* _REQUIREMENTS_
Reproduce the records below exactly as they appear, omitting any pictures they contain.

==================================================

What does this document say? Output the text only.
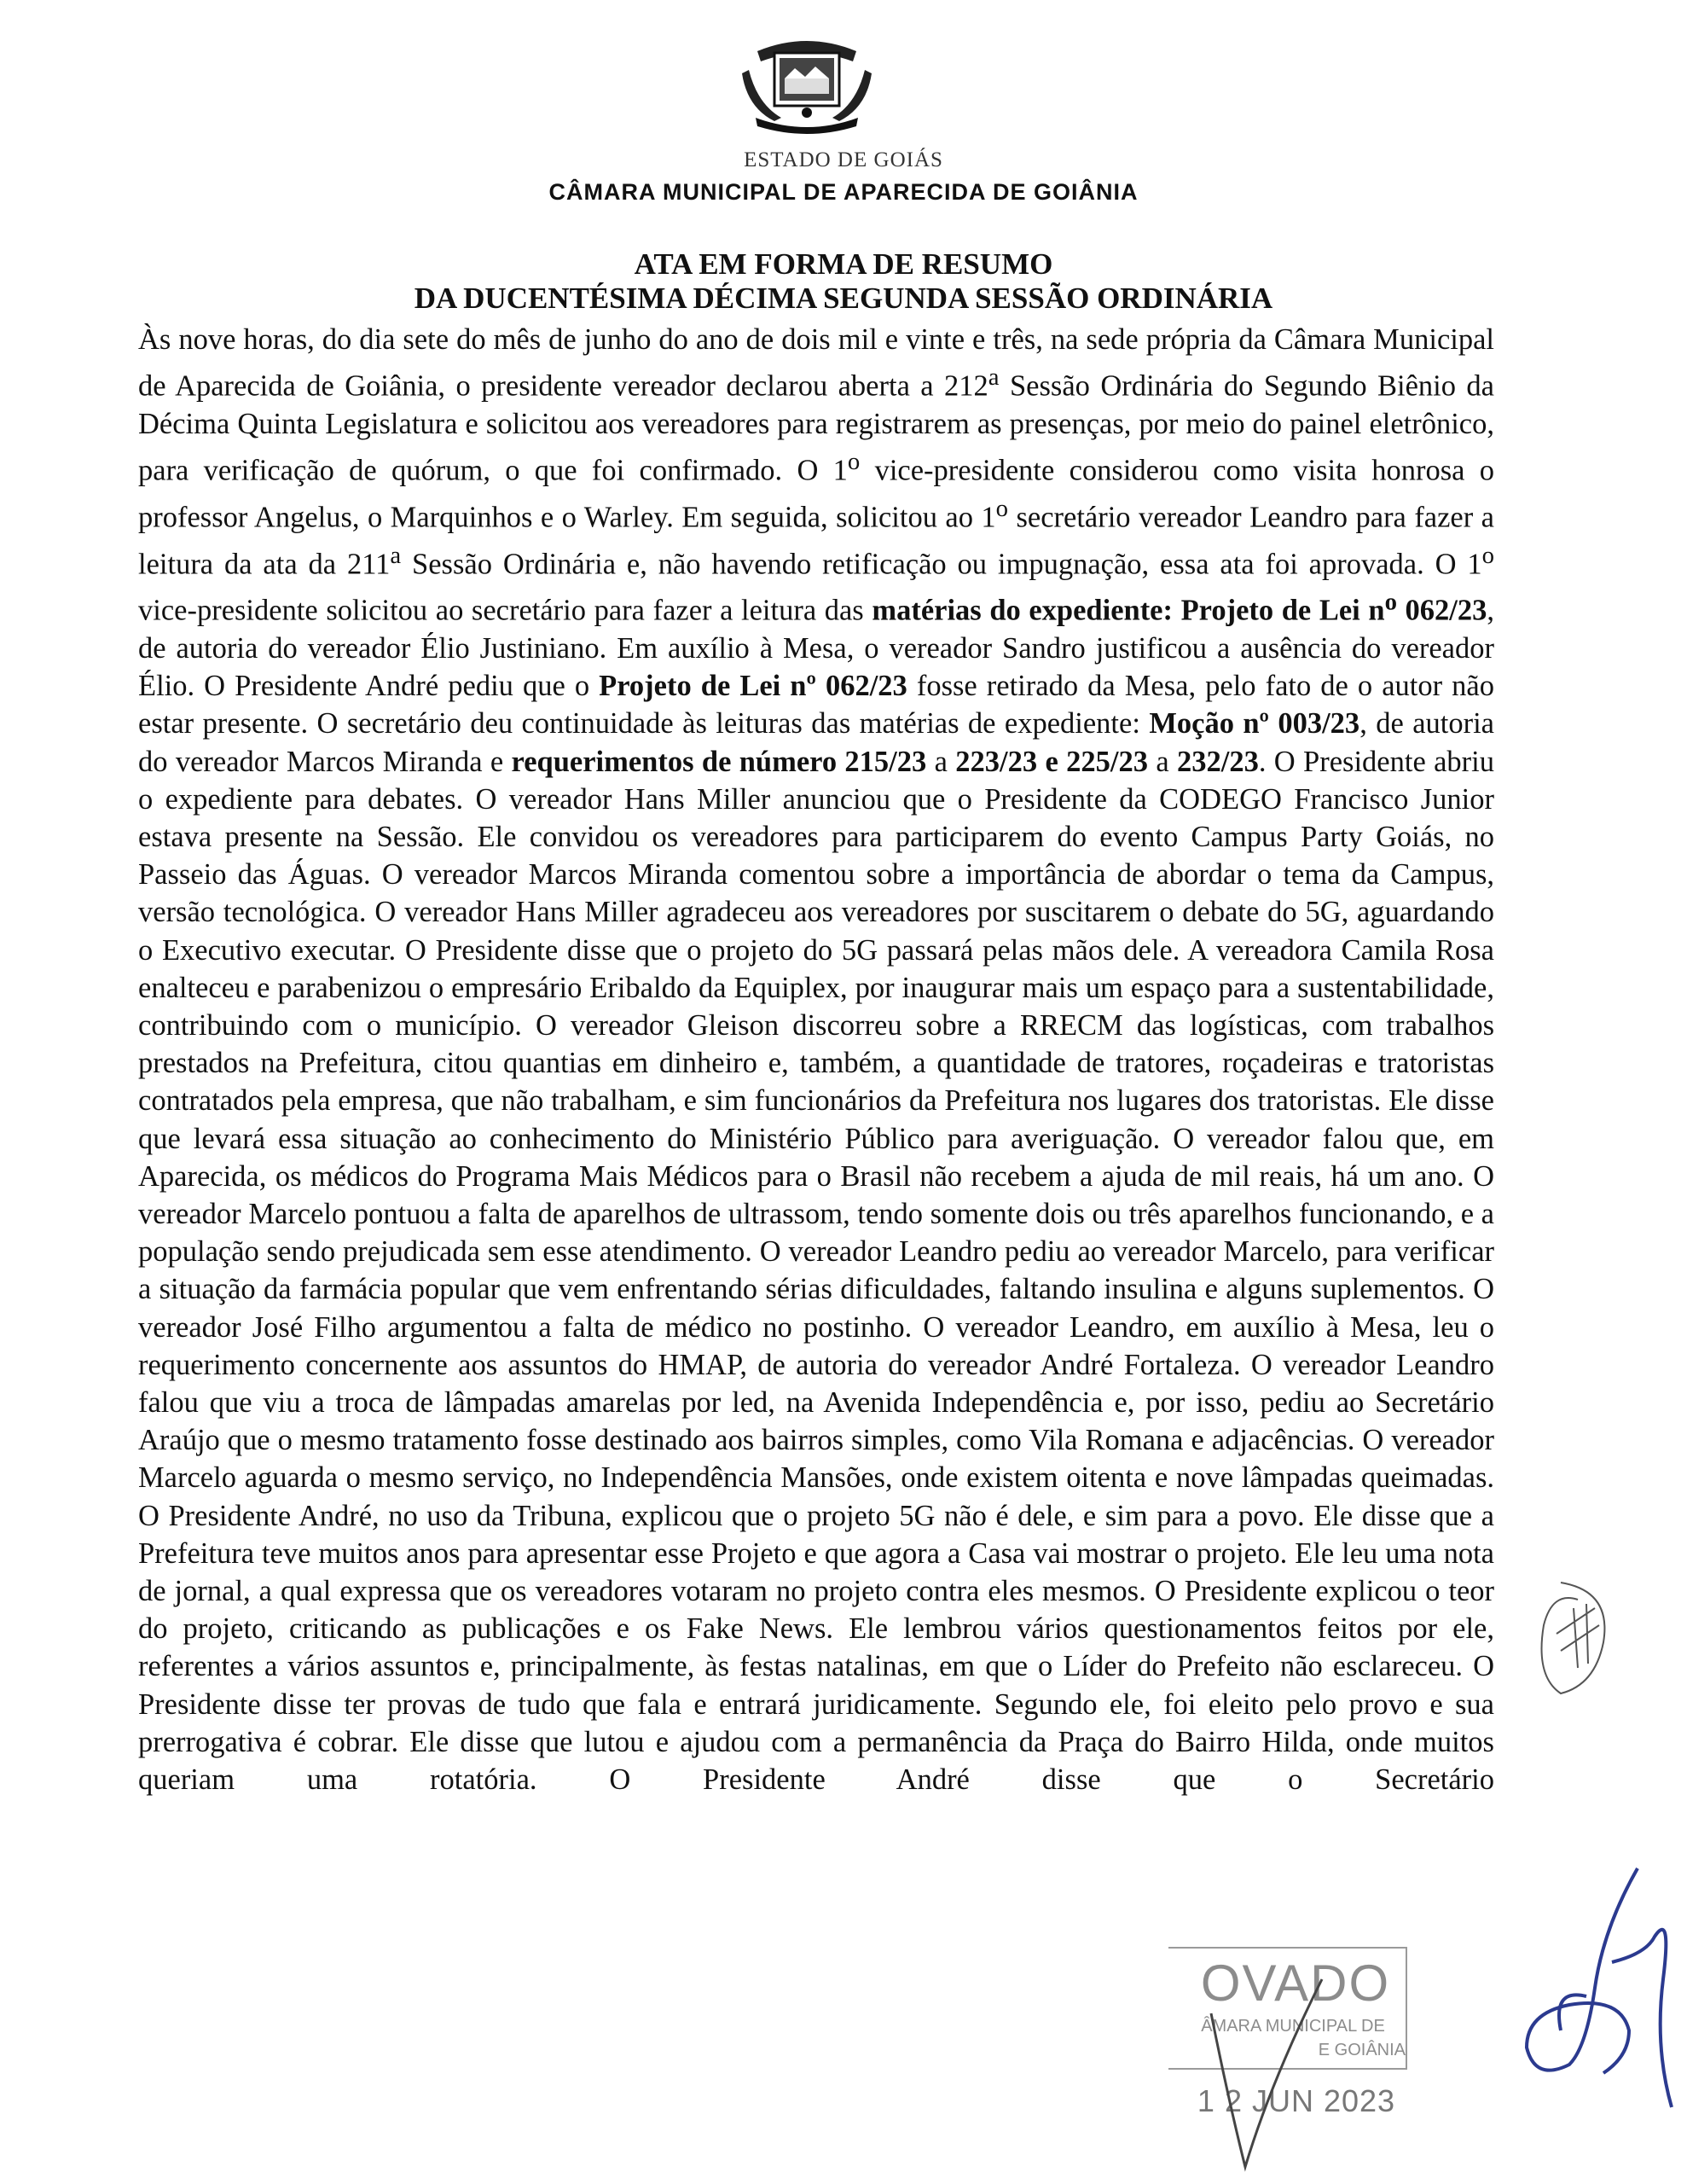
ESTADO DE GOIÁS
CÂMARA MUNICIPAL DE APARECIDA DE GOIÂNIA
ATA EM FORMA DE RESUMO
DA DUCENTÉSIMA DÉCIMA SEGUNDA SESSÃO ORDINÁRIA

Às nove horas, do dia sete do mês de junho do ano de dois mil e vinte e três, na sede própria da Câmara Municipal de Aparecida de Goiânia, o presidente vereador declarou aberta a 212$^a$ Sessão Ordinária do Segundo Biênio da Décima Quinta Legislatura e solicitou aos vereadores para registrarem as presenças, por meio do painel eletrônico, para verificação de quórum, o que foi confirmado. O 1$^o$ vice-presidente considerou como visita honrosa o professor Angelus, o Marquinhos e o Warley. Em seguida, solicitou ao 1$^o$ secretário vereador Leandro para fazer a leitura da ata da 211$^a$ Sessão Ordinária e, não havendo retificação ou impugnação, essa ata foi aprovada. O 1$^o$ vice-presidente solicitou ao secretário para fazer a leitura das matérias do expediente: Projeto de Lei $n^o$ 062/23, de autoria do vereador Élio Justiniano. Em auxílio à Mesa, o vereador Sandro justificou a ausência do vereador Élio. O Presidente André pediu que o Projeto de Lei nº 062/23 fosse retirado da Mesa, pelo fato de o autor não estar presente. O secretário deu continuidade às leituras das matérias de expediente: Moção nº 003/23, de autoria do vereador Marcos Miranda e requerimentos de número 215/23 a 223/23 e 225/23 a 232/23. O Presidente abriu o expediente para debates. O vereador Hans Miller anunciou que o Presidente da CODEGO Francisco Junior estava presente na Sessão. Ele convidou os vereadores para participarem do evento Campus Party Goiás, no Passeio das Águas. O vereador Marcos Miranda comentou sobre a importância de abordar o tema da Campus, versão tecnológica. O vereador Hans Miller agradeceu aos vereadores por suscitarem o debate do 5G, aguardando o Executivo executar. O Presidente disse que o projeto do 5G passará pelas mãos dele. A vereadora Camila Rosa enalteceu e parabenizou o empresário Eribaldo da Equiplex, por inaugurar mais um espaço para a sustentabilidade, contribuindo com o município. O vereador Gleison discorreu sobre a RRECM das logísticas, com trabalhos prestados na Prefeitura, citou quantias em dinheiro e, também, a quantidade de tratores, roçadeiras e tratoristas contratados pela empresa, que não trabalham, e sim funcionários da Prefeitura nos lugares dos tratoristas. Ele disse que levará essa situação ao conhecimento do Ministério Público para averiguação. O vereador falou que, em Aparecida, os médicos do Programa Mais Médicos para o Brasil não recebem a ajuda de mil reais, há um ano. O vereador Marcelo pontuou a falta de aparelhos de ultrassom, tendo somente dois ou três aparelhos funcionando, e a população sendo prejudicada sem esse atendimento. O vereador Leandro pediu ao vereador Marcelo, para verificar a situação da farmácia popular que vem enfrentando sérias dificuldades, faltando insulina e alguns suplementos. O vereador José Filho argumentou a falta de médico no postinho. O vereador Leandro, em auxílio à Mesa, leu o requerimento concernente aos assuntos do HMAP, de autoria do vereador André Fortaleza. O vereador Leandro falou que viu a troca de lâmpadas amarelas por led, na Avenida Independência e, por isso, pediu ao Secretário Araújo que o mesmo tratamento fosse destinado aos bairros simples, como Vila Romana e adjacências. O vereador Marcelo aguarda o mesmo serviço, no Independência Mansões, onde existem oitenta e nove lâmpadas queimadas. O Presidente André, no uso da Tribuna, explicou que o projeto 5G não é dele, e sim para a povo. Ele disse que a Prefeitura teve muitos anos para apresentar esse Projeto e que agora a Casa vai mostrar o projeto. Ele leu uma nota de jornal, a qual expressa que os vereadores votaram no projeto contra eles mesmos. O Presidente explicou o teor do projeto, criticando as publicações e os Fake News. Ele lembrou vários questionamentos feitos por ele, referentes a vários assuntos e, principalmente, às festas natalinas, em que o Líder do Prefeito não esclareceu. O Presidente disse ter provas de tudo que fala e entrará juridicamente. Segundo ele, foi eleito pelo provo e sua prerrogativa é cobrar. Ele disse que lutou e ajudou com a permanência da Praça do Bairro Hilda, onde muitos queriam uma rotatória. O Presidente André disse que o Secretário

OVADO
ÂMARA MUNICIPAL DE
E GOIÂNIA
1 2 JUN 2023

==================================================

* _ANSWER FOR THE TASK_
What does this document say? Output the text only.
ESTADO DE GOIÁS
CÂMARA MUNICIPAL DE APARECIDA DE GOIÂNIA
ATA EM FORMA DE RESUMO
DA DUCENTÉSIMA DÉCIMA SEGUNDA SESSÃO ORDINÁRIA

Às nove horas, do dia sete do mês de junho do ano de dois mil e vinte e três, na sede própria da Câmara Municipal de Aparecida de Goiânia, o presidente vereador declarou aberta a 212$^a$ Sessão Ordinária do Segundo Biênio da Décima Quinta Legislatura e solicitou aos vereadores para registrarem as presenças, por meio do painel eletrônico, para verificação de quórum, o que foi confirmado. O 1$^o$ vice-presidente considerou como visita honrosa o professor Angelus, o Marquinhos e o Warley. Em seguida, solicitou ao 1$^o$ secretário vereador Leandro para fazer a leitura da ata da 211$^a$ Sessão Ordinária e, não havendo retificação ou impugnação, essa ata foi aprovada. O 1$^o$ vice-presidente solicitou ao secretário para fazer a leitura das matérias do expediente: Projeto de Lei $n^o$ 062/23, de autoria do vereador Élio Justiniano. Em auxílio à Mesa, o vereador Sandro justificou a ausência do vereador Élio. O Presidente André pediu que o Projeto de Lei nº 062/23 fosse retirado da Mesa, pelo fato de o autor não estar presente. O secretário deu continuidade às leituras das matérias de expediente: Moção nº 003/23, de autoria do vereador Marcos Miranda e requerimentos de número 215/23 a 223/23 e 225/23 a 232/23. O Presidente abriu o expediente para debates. O vereador Hans Miller anunciou que o Presidente da CODEGO Francisco Junior estava presente na Sessão. Ele convidou os vereadores para participarem do evento Campus Party Goiás, no Passeio das Águas. O vereador Marcos Miranda comentou sobre a importância de abordar o tema da Campus, versão tecnológica. O vereador Hans Miller agradeceu aos vereadores por suscitarem o debate do 5G, aguardando o Executivo executar. O Presidente disse que o projeto do 5G passará pelas mãos dele. A vereadora Camila Rosa enalteceu e parabenizou o empresário Eribaldo da Equiplex, por inaugurar mais um espaço para a sustentabilidade, contribuindo com o município. O vereador Gleison discorreu sobre a RRECM das logísticas, com trabalhos prestados na Prefeitura, citou quantias em dinheiro e, também, a quantidade de tratores, roçadeiras e tratoristas contratados pela empresa, que não trabalham, e sim funcionários da Prefeitura nos lugares dos tratoristas. Ele disse que levará essa situação ao conhecimento do Ministério Público para averiguação. O vereador falou que, em Aparecida, os médicos do Programa Mais Médicos para o Brasil não recebem a ajuda de mil reais, há um ano. O vereador Marcelo pontuou a falta de aparelhos de ultrassom, tendo somente dois ou três aparelhos funcionando, e a população sendo prejudicada sem esse atendimento. O vereador Leandro pediu ao vereador Marcelo, para verificar a situação da farmácia popular que vem enfrentando sérias dificuldades, faltando insulina e alguns suplementos. O vereador José Filho argumentou a falta de médico no postinho. O vereador Leandro, em auxílio à Mesa, leu o requerimento concernente aos assuntos do HMAP, de autoria do vereador André Fortaleza. O vereador Leandro falou que viu a troca de lâmpadas amarelas por led, na Avenida Independência e, por isso, pediu ao Secretário Araújo que o mesmo tratamento fosse destinado aos bairros simples, como Vila Romana e adjacências. O vereador Marcelo aguarda o mesmo serviço, no Independência Mansões, onde existem oitenta e nove lâmpadas queimadas. O Presidente André, no uso da Tribuna, explicou que o projeto 5G não é dele, e sim para a povo. Ele disse que a Prefeitura teve muitos anos para apresentar esse Projeto e que agora a Casa vai mostrar o projeto. Ele leu uma nota de jornal, a qual expressa que os vereadores votaram no projeto contra eles mesmos. O Presidente explicou o teor do projeto, criticando as publicações e os Fake News. Ele lembrou vários questionamentos feitos por ele, referentes a vários assuntos e, principalmente, às festas natalinas, em que o Líder do Prefeito não esclareceu. O Presidente disse ter provas de tudo que fala e entrará juridicamente. Segundo ele, foi eleito pelo provo e sua prerrogativa é cobrar. Ele disse que lutou e ajudou com a permanência da Praça do Bairro Hilda, onde muitos queriam uma rotatória. O Presidente André disse que o Secretário

OVADO
ÂMARA MUNICIPAL DE
E GOIÂNIA
1 2 JUN 2023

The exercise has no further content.